§ **DIRECTIONS**:
1) Sum up the blog post below in two sentences.
2) Reproduce word for word the part of the blog post below that begins at the words "Friday, August 06, 2010" and ends after "effectively learn?'? :)".

Friday, August 06, 2010

7th Week

Computers are useless. They can only give you answers. Pablo Picasso

When I teach the 10th form, there's a topic entitled 'Technology' we must deal with. I often give them the statement above, by Pablo Picasso, and after discussing for a while the reasons why Picasso might have said so, I always ask my students to add a "but" to the statement and expando on it! Some interesting (and some not so interesting!) ideas always come up.
If I had to add a 'but' of my own and expand on it, I would write: Computers are useless. They can only give you answers, but then answers may be the only thing we are missing! After all, what is our work all about? Isn't it about getting the answer to the question 'how can I make my students effectively learn?'? :)
Computers may not be the ultimate solution for all our doubts and questions, but they can definitely help. And they can help a lot in a classroom. No matter if we have 28 or just 1. It is up to us to decide how to let them help us and make the most out of it.
I often use my laptop or the desktop we have in the classroom as a presentation tool and I remember a few years ago when I asked my students to write down what they had liked the most/the least about my lessons, one of them wrote "I love the lessons when you bring your laptop".

§ **INFORMATION PROVIDED**:
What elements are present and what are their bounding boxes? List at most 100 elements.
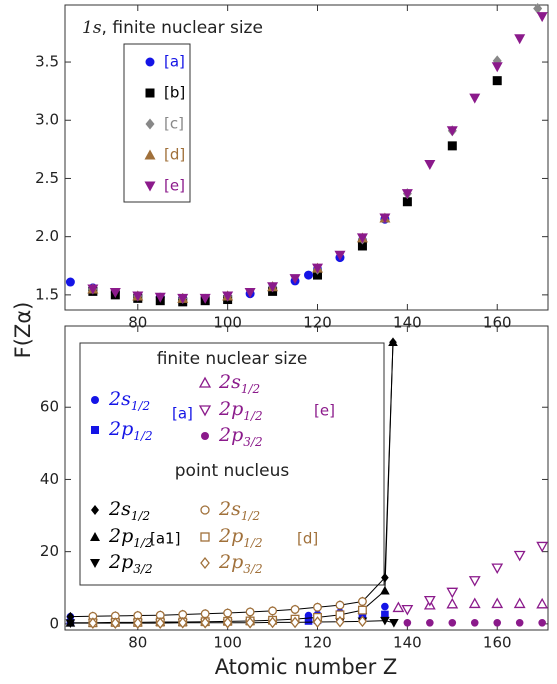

§ **RESPONSES PER TASK**:
1) The writer gives 10th-form students Pablo Picasso's line that computers are useless because they can only give answers, then asks them to add a "but" to it and expand on it. The writer's own version argues that answers may be exactly what teachers are missing, and that computers, while not the answer to every doubt, can help a lot in a classroom.

2)
Friday, August 06, 2010

7th Week

Computers are useless. They can only give you answers. Pablo Picasso

When I teach the 10th form, there's a topic entitled 'Technology' we must deal with. I often give them the statement above, by Pablo Picasso, and after discussing for a while the reasons why Picasso might have said so, I always ask my students to add a "but" to the statement and expando on it! Some interesting (and some not so interesting!) ideas always come up.
If I had to add a 'but' of my own and expand on it, I would write: Computers are useless. They can only give you answers, but then answers may be the only thing we are missing! After all, what is our work all about? Isn't it about getting the answer to the question 'how can I make my students effectively learn?'? :)